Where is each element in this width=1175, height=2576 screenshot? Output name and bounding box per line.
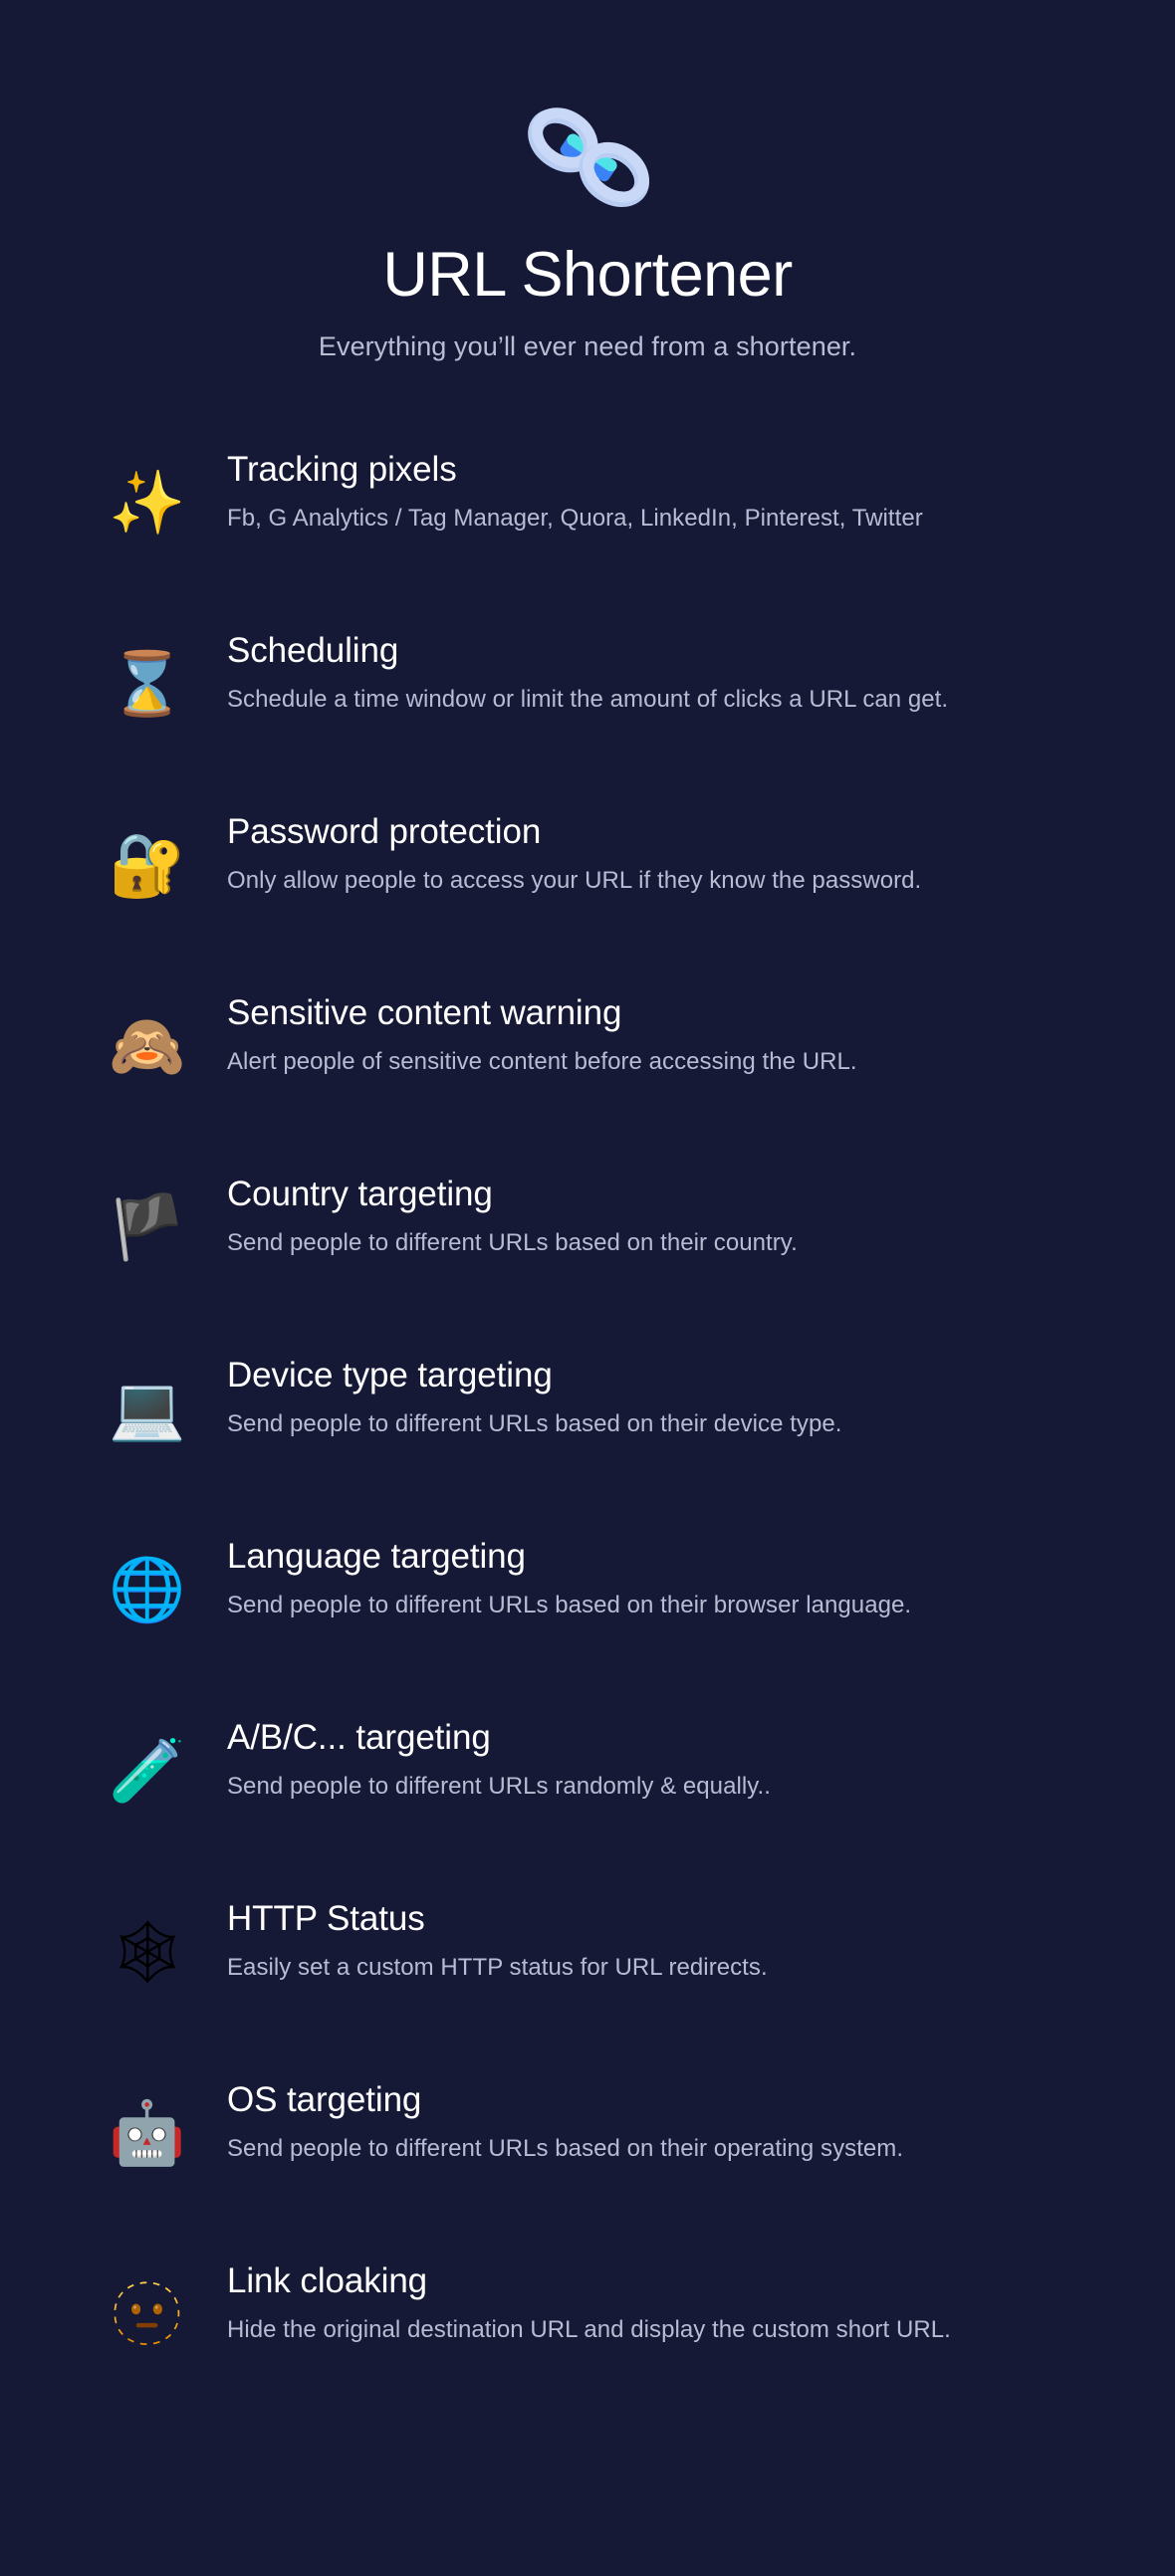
feature-description: Send people to different URLs based on t… [227, 2135, 904, 2163]
feature-item-scheduling: ⌛ Scheduling Schedule a time window or l… [0, 615, 1175, 796]
feature-description: Send people to different URLs based on t… [227, 1410, 842, 1438]
feature-description: Only allow people to access your URL if … [227, 867, 922, 895]
feature-item-http-status: 🕸 HTTP Status Easily set a custom HTTP s… [0, 1883, 1175, 2064]
feature-text: A/B/C... targeting Send people to differ… [195, 1702, 771, 1802]
laptop-icon: 💻 [109, 1375, 186, 1444]
feature-title: Sensitive content warning [227, 993, 622, 1033]
feature-item-os-targeting: 🤖 OS targeting Send people to different … [0, 2064, 1175, 2246]
feature-title: HTTP Status [227, 1899, 425, 1939]
feature-title: Link cloaking [227, 2261, 428, 2301]
feature-list: ✨ Tracking pixels Fb, G Analytics / Tag … [0, 434, 1175, 2576]
chain-link-icon [503, 100, 672, 219]
feature-text: HTTP Status Easily set a custom HTTP sta… [195, 1883, 768, 1983]
feature-item-device-type-targeting: 💻 Device type targeting Send people to d… [0, 1340, 1175, 1521]
feature-description: Hide the original destination URL and di… [227, 2316, 951, 2344]
robot-icon: 🤖 [109, 2099, 186, 2169]
feature-title: Device type targeting [227, 1356, 553, 1395]
black-flag-icon: 🏴 [109, 1193, 186, 1263]
hourglass-icon: ⌛ [109, 650, 186, 720]
feature-item-abc-targeting: 🧪 A/B/C... targeting Send people to diff… [0, 1702, 1175, 1883]
feature-title: Country targeting [227, 1175, 493, 1214]
page-title: URL Shortener [382, 240, 793, 310]
feature-item-tracking-pixels: ✨ Tracking pixels Fb, G Analytics / Tag … [0, 434, 1175, 615]
see-no-evil-monkey-icon: 🙈 [109, 1012, 186, 1082]
feature-description: Send people to different URLs based on t… [227, 1229, 798, 1257]
feature-text: Language targeting Send people to differ… [195, 1521, 911, 1620]
url-shortener-landing-page: URL Shortener Everything you’ll ever nee… [0, 0, 1175, 2576]
feature-title: Password protection [227, 812, 542, 852]
feature-item-country-targeting: 🏴 Country targeting Send people to diffe… [0, 1159, 1175, 1340]
feature-text: Device type targeting Send people to dif… [195, 1340, 841, 1439]
feature-description: Send people to different URLs randomly &… [227, 1773, 771, 1801]
page-subtitle: Everything you’ll ever need from a short… [318, 331, 857, 362]
feature-description: Send people to different URLs based on t… [227, 1592, 912, 1619]
page-header: URL Shortener Everything you’ll ever nee… [0, 0, 1175, 362]
feature-item-sensitive-content-warning: 🙈 Sensitive content warning Alert people… [0, 977, 1175, 1159]
feature-item-password-protection: 🔐 Password protection Only allow people … [0, 796, 1175, 977]
feature-text: Scheduling Schedule a time window or lim… [195, 615, 948, 715]
dotted-line-face-icon: 🫥 [109, 2280, 186, 2350]
feature-text: Country targeting Send people to differe… [195, 1159, 798, 1258]
feature-item-link-cloaking: 🫥 Link cloaking Hide the original destin… [0, 2246, 1175, 2427]
feature-title: A/B/C... targeting [227, 1718, 491, 1758]
feature-item-language-targeting: 🌐 Language targeting Send people to diff… [0, 1521, 1175, 1702]
feature-description: Fb, G Analytics / Tag Manager, Quora, Li… [227, 505, 923, 533]
feature-title: OS targeting [227, 2080, 422, 2120]
feature-text: Sensitive content warning Alert people o… [195, 977, 857, 1077]
feature-title: Language targeting [227, 1537, 526, 1577]
feature-description: Easily set a custom HTTP status for URL … [227, 1954, 768, 1982]
spider-web-icon: 🕸 [108, 1918, 187, 1988]
test-tube-icon: 🧪 [109, 1737, 186, 1807]
globe-with-meridians-icon: 🌐 [109, 1556, 186, 1625]
feature-description: Alert people of sensitive content before… [227, 1048, 857, 1076]
sparkles-icon: ✨ [109, 469, 186, 538]
feature-text: Tracking pixels Fb, G Analytics / Tag Ma… [195, 434, 923, 534]
feature-text: OS targeting Send people to different UR… [195, 2064, 903, 2164]
feature-text: Link cloaking Hide the original destinat… [195, 2246, 951, 2345]
feature-description: Schedule a time window or limit the amou… [227, 686, 949, 714]
locked-with-key-icon: 🔐 [109, 831, 186, 901]
feature-title: Tracking pixels [227, 450, 457, 490]
feature-text: Password protection Only allow people to… [195, 796, 921, 896]
feature-title: Scheduling [227, 631, 399, 671]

┄┄┄┄┄┄┄┄┄┄┄┄┄┄┄┄┄┄┄┄

_Your objective_
Rewrite every row with "feature-title" replaced by "feature-heading" throughout, keeping everything else the same. Omit the pictures.

_Expected answer_
Where is each element in this width=1175, height=2576 screenshot? Output name and bounding box per line.
feature-description: Send people to different URLs based on t… [227, 2135, 904, 2163]
feature-item-scheduling: ⌛ Scheduling Schedule a time window or l… [0, 615, 1175, 796]
feature-description: Send people to different URLs based on t… [227, 1410, 842, 1438]
feature-description: Only allow people to access your URL if … [227, 867, 922, 895]
feature-item-http-status: 🕸 HTTP Status Easily set a custom HTTP s… [0, 1883, 1175, 2064]
feature-text: A/B/C... targeting Send people to differ… [195, 1702, 771, 1802]
laptop-icon: 💻 [109, 1375, 186, 1444]
feature-heading: Sensitive content warning [227, 993, 622, 1033]
feature-item-os-targeting: 🤖 OS targeting Send people to different … [0, 2064, 1175, 2246]
feature-heading: HTTP Status [227, 1899, 425, 1939]
feature-heading: Link cloaking [227, 2261, 428, 2301]
feature-list: ✨ Tracking pixels Fb, G Analytics / Tag … [0, 434, 1175, 2576]
chain-link-icon [503, 100, 672, 219]
feature-text: HTTP Status Easily set a custom HTTP sta… [195, 1883, 768, 1983]
feature-item-device-type-targeting: 💻 Device type targeting Send people to d… [0, 1340, 1175, 1521]
feature-description: Hide the original destination URL and di… [227, 2316, 951, 2344]
robot-icon: 🤖 [109, 2099, 186, 2169]
feature-heading: Device type targeting [227, 1356, 553, 1395]
black-flag-icon: 🏴 [109, 1193, 186, 1263]
hourglass-icon: ⌛ [109, 650, 186, 720]
feature-item-abc-targeting: 🧪 A/B/C... targeting Send people to diff… [0, 1702, 1175, 1883]
feature-heading: Country targeting [227, 1175, 493, 1214]
page-title: URL Shortener [382, 240, 793, 310]
feature-item-tracking-pixels: ✨ Tracking pixels Fb, G Analytics / Tag … [0, 434, 1175, 615]
see-no-evil-monkey-icon: 🙈 [109, 1012, 186, 1082]
feature-description: Send people to different URLs based on t… [227, 1229, 798, 1257]
feature-text: Language targeting Send people to differ… [195, 1521, 911, 1620]
url-shortener-landing-page: URL Shortener Everything you’ll ever nee… [0, 0, 1175, 2576]
feature-heading: Password protection [227, 812, 542, 852]
feature-item-country-targeting: 🏴 Country targeting Send people to diffe… [0, 1159, 1175, 1340]
feature-text: Device type targeting Send people to dif… [195, 1340, 841, 1439]
feature-description: Send people to different URLs randomly &… [227, 1773, 771, 1801]
page-subtitle: Everything you’ll ever need from a short… [318, 331, 857, 362]
feature-description: Send people to different URLs based on t… [227, 1592, 912, 1619]
page-header: URL Shortener Everything you’ll ever nee… [0, 0, 1175, 362]
feature-item-sensitive-content-warning: 🙈 Sensitive content warning Alert people… [0, 977, 1175, 1159]
feature-item-password-protection: 🔐 Password protection Only allow people … [0, 796, 1175, 977]
feature-text: Scheduling Schedule a time window or lim… [195, 615, 948, 715]
dotted-line-face-icon: 🫥 [109, 2280, 186, 2350]
feature-text: Country targeting Send people to differe… [195, 1159, 798, 1258]
feature-item-link-cloaking: 🫥 Link cloaking Hide the original destin… [0, 2246, 1175, 2427]
feature-heading: A/B/C... targeting [227, 1718, 491, 1758]
feature-item-language-targeting: 🌐 Language targeting Send people to diff… [0, 1521, 1175, 1702]
feature-description: Fb, G Analytics / Tag Manager, Quora, Li… [227, 505, 923, 533]
feature-heading: OS targeting [227, 2080, 422, 2120]
feature-text: Sensitive content warning Alert people o… [195, 977, 857, 1077]
feature-heading: Language targeting [227, 1537, 526, 1577]
feature-description: Easily set a custom HTTP status for URL … [227, 1954, 768, 1982]
spider-web-icon: 🕸 [108, 1918, 187, 1988]
test-tube-icon: 🧪 [109, 1737, 186, 1807]
globe-with-meridians-icon: 🌐 [109, 1556, 186, 1625]
feature-description: Alert people of sensitive content before… [227, 1048, 857, 1076]
sparkles-icon: ✨ [109, 469, 186, 538]
feature-text: Tracking pixels Fb, G Analytics / Tag Ma… [195, 434, 923, 534]
feature-text: OS targeting Send people to different UR… [195, 2064, 903, 2164]
feature-text: Link cloaking Hide the original destinat… [195, 2246, 951, 2345]
feature-description: Schedule a time window or limit the amou… [227, 686, 949, 714]
locked-with-key-icon: 🔐 [109, 831, 186, 901]
feature-heading: Tracking pixels [227, 450, 457, 490]
feature-text: Password protection Only allow people to… [195, 796, 921, 896]
feature-heading: Scheduling [227, 631, 399, 671]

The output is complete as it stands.